==== Dataset extract ====

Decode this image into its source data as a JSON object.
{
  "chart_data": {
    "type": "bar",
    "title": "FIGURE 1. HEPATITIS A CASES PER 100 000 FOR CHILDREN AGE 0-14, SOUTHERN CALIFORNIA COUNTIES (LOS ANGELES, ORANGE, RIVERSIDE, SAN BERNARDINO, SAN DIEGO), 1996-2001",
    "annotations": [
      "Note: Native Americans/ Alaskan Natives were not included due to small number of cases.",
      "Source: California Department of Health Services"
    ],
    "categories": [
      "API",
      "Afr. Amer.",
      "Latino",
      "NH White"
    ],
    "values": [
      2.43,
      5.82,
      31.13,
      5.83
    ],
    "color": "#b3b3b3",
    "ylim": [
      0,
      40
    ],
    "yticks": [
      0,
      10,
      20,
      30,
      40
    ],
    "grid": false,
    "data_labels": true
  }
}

====

_What you have to do_
Restate every entry word for word.

_Answer to this task_
Decode this image into its source data as a JSON object.
{
  "chart_data": {
    "type": "bar",
    "title": "FIGURE 1. HEPATITIS A CASES PER 100 000 FOR CHILDREN AGE 0-14, SOUTHERN CALIFORNIA COUNTIES (LOS ANGELES, ORANGE, RIVERSIDE, SAN BERNARDINO, SAN DIEGO), 1996-2001",
    "annotations": [
      "Note: Native Americans/ Alaskan Natives were not included due to small number of cases.",
      "Source: California Department of Health Services"
    ],
    "categories": [
      "API",
      "Afr. Amer.",
      "Latino",
      "NH White"
    ],
    "values": [
      2.43,
      5.82,
      31.13,
      5.83
    ],
    "color": "#b3b3b3",
    "ylim": [
      0,
      40
    ],
    "yticks": [
      0,
      10,
      20,
      30,
      40
    ],
    "grid": false,
    "data_labels": true
  }
}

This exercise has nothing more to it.